-- start --
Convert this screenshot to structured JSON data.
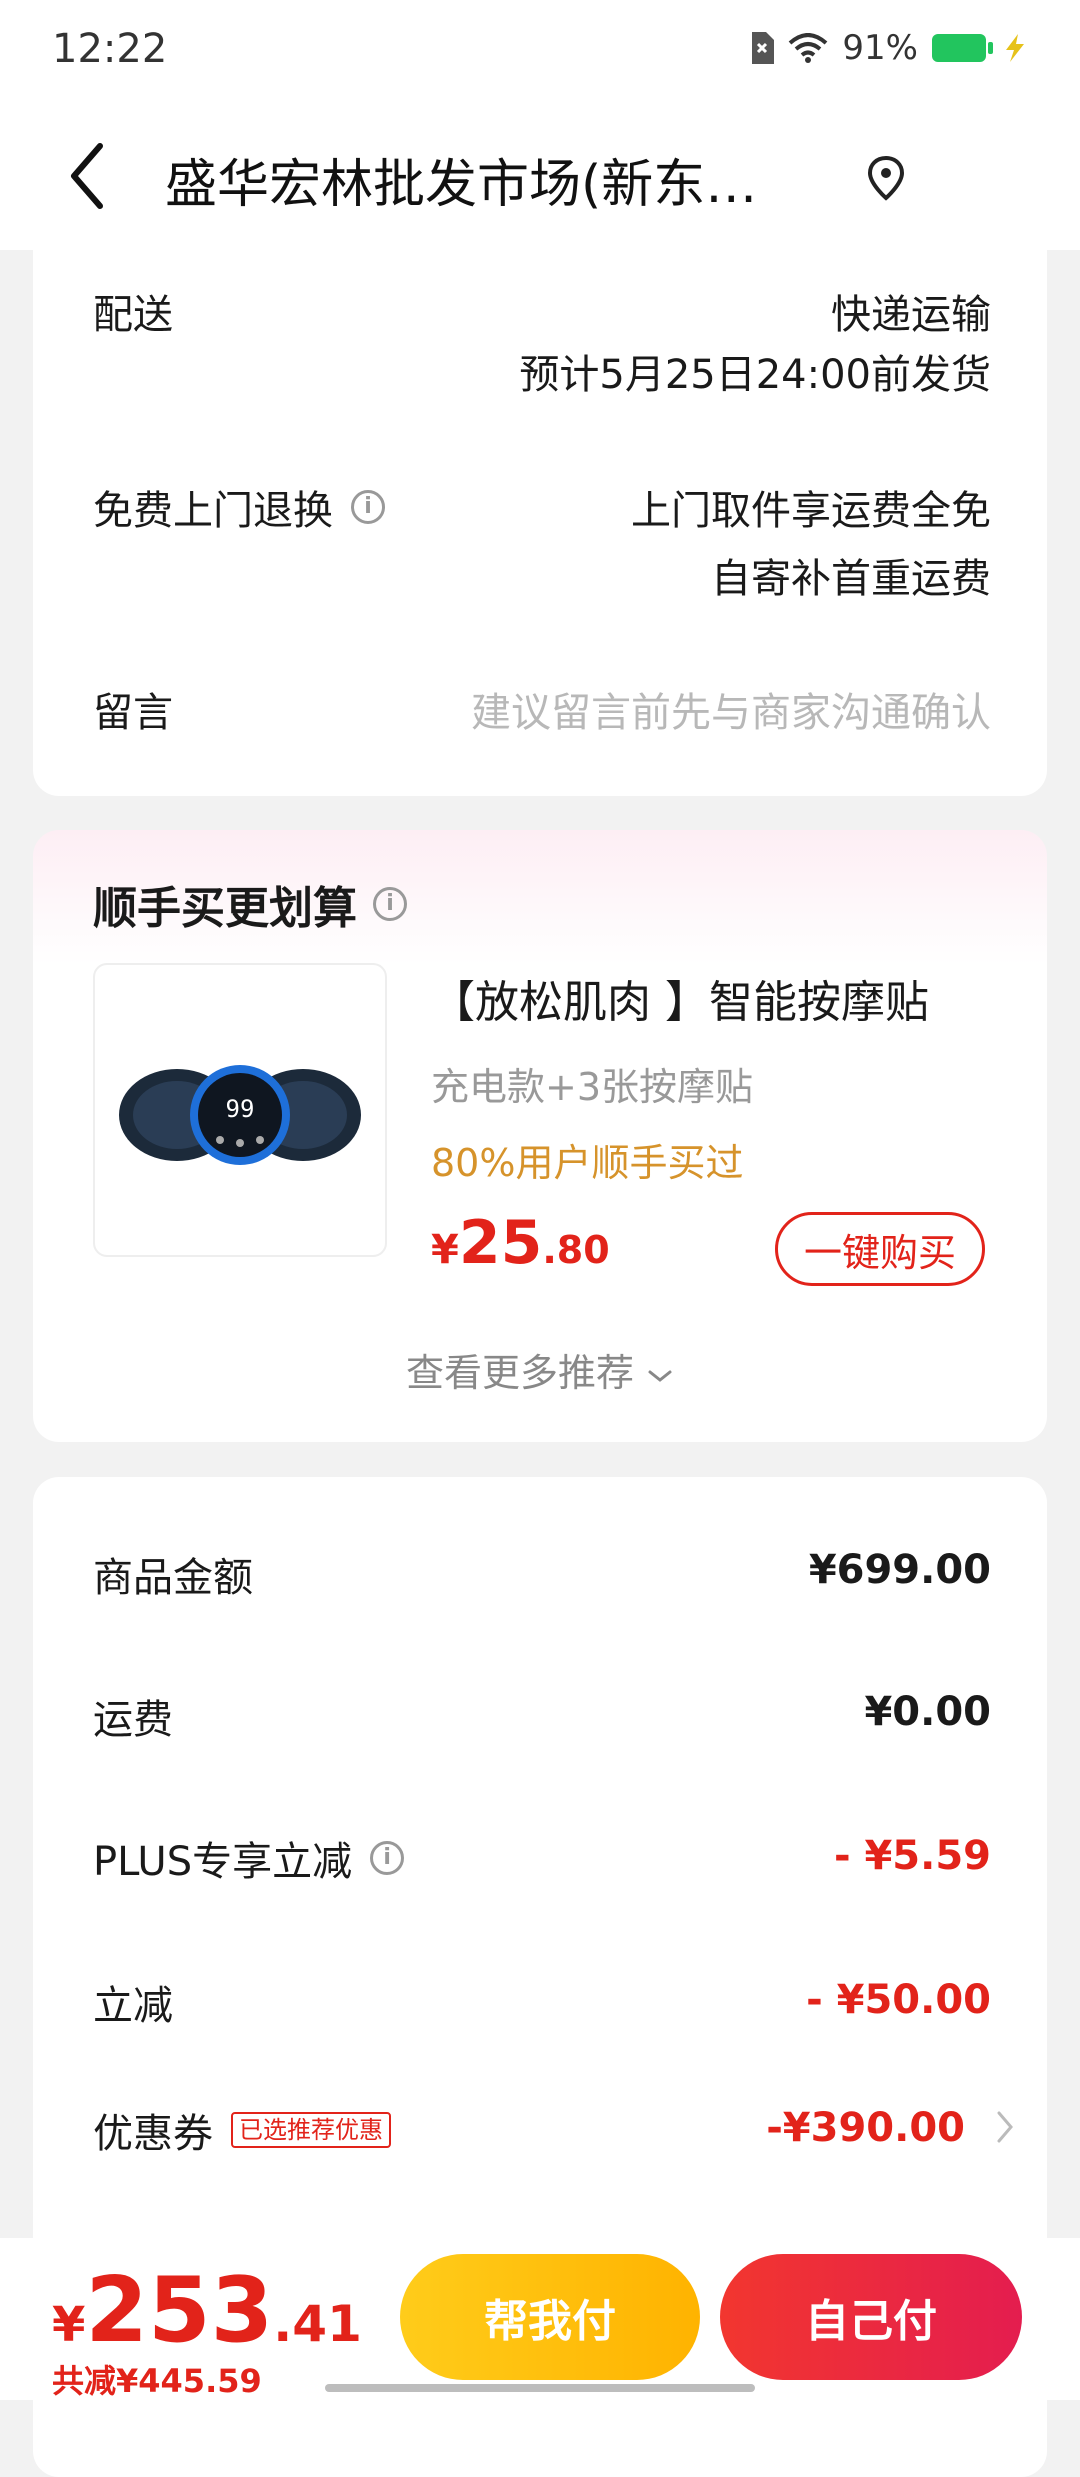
{
  "status_bar": {
    "time": "12:22",
    "battery": "91%"
  },
  "nav": {
    "title": "盛华宏林批发市场(新东…"
  },
  "delivery": {
    "label": "配送",
    "method": "快递运输",
    "eta": "预计5月25日24:00前发货"
  },
  "return": {
    "label": "免费上门退换",
    "line1": "上门取件享运费全免",
    "line2": "自寄补首重运费"
  },
  "message": {
    "label": "留言",
    "placeholder": "建议留言前先与商家沟通确认"
  },
  "recommend": {
    "title": "顺手买更划算",
    "product_name": "【放松肌肉 】智能按摩贴",
    "spec": "充电款+3张按摩贴",
    "social": "80%用户顺手买过",
    "price_currency": "¥",
    "price_int": "25",
    "price_dec": ".80",
    "buy_label": "一键购买",
    "more_label": "查看更多推荐",
    "device_display": "99"
  },
  "summary": {
    "goods_label": "商品金额",
    "goods_value": "¥699.00",
    "shipping_label": "运费",
    "shipping_value": "¥0.00",
    "plus_label": "PLUS专享立减",
    "plus_value": "- ¥5.59",
    "instant_label": "立减",
    "instant_value": "- ¥50.00",
    "coupon_label": "优惠券",
    "coupon_badge": "已选推荐优惠",
    "coupon_value": "-¥390.00"
  },
  "bottom": {
    "currency": "¥",
    "total_int": "253",
    "total_dec": ".41",
    "saved": "共减¥445.59",
    "help_pay": "帮我付",
    "self_pay": "自己付"
  },
  "colors": {
    "accent_red": "#e2231a",
    "help_yellow": "#ffc107",
    "social_orange": "#d6932b"
  }
}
-- end --
**THE TASK:** Reproduce all entries exactly. Pictures do not belong in the copy.

**WRITTEN RESPONSE:**
Convert this screenshot to structured JSON data.
{
  "status_bar": {
    "time": "12:22",
    "battery": "91%"
  },
  "nav": {
    "title": "盛华宏林批发市场(新东…"
  },
  "delivery": {
    "label": "配送",
    "method": "快递运输",
    "eta": "预计5月25日24:00前发货"
  },
  "return": {
    "label": "免费上门退换",
    "line1": "上门取件享运费全免",
    "line2": "自寄补首重运费"
  },
  "message": {
    "label": "留言",
    "placeholder": "建议留言前先与商家沟通确认"
  },
  "recommend": {
    "title": "顺手买更划算",
    "product_name": "【放松肌肉 】智能按摩贴",
    "spec": "充电款+3张按摩贴",
    "social": "80%用户顺手买过",
    "price_currency": "¥",
    "price_int": "25",
    "price_dec": ".80",
    "buy_label": "一键购买",
    "more_label": "查看更多推荐",
    "device_display": "99"
  },
  "summary": {
    "goods_label": "商品金额",
    "goods_value": "¥699.00",
    "shipping_label": "运费",
    "shipping_value": "¥0.00",
    "plus_label": "PLUS专享立减",
    "plus_value": "- ¥5.59",
    "instant_label": "立减",
    "instant_value": "- ¥50.00",
    "coupon_label": "优惠券",
    "coupon_badge": "已选推荐优惠",
    "coupon_value": "-¥390.00"
  },
  "bottom": {
    "currency": "¥",
    "total_int": "253",
    "total_dec": ".41",
    "saved": "共减¥445.59",
    "help_pay": "帮我付",
    "self_pay": "自己付"
  },
  "colors": {
    "accent_red": "#e2231a",
    "help_yellow": "#ffc107",
    "social_orange": "#d6932b"
  }
}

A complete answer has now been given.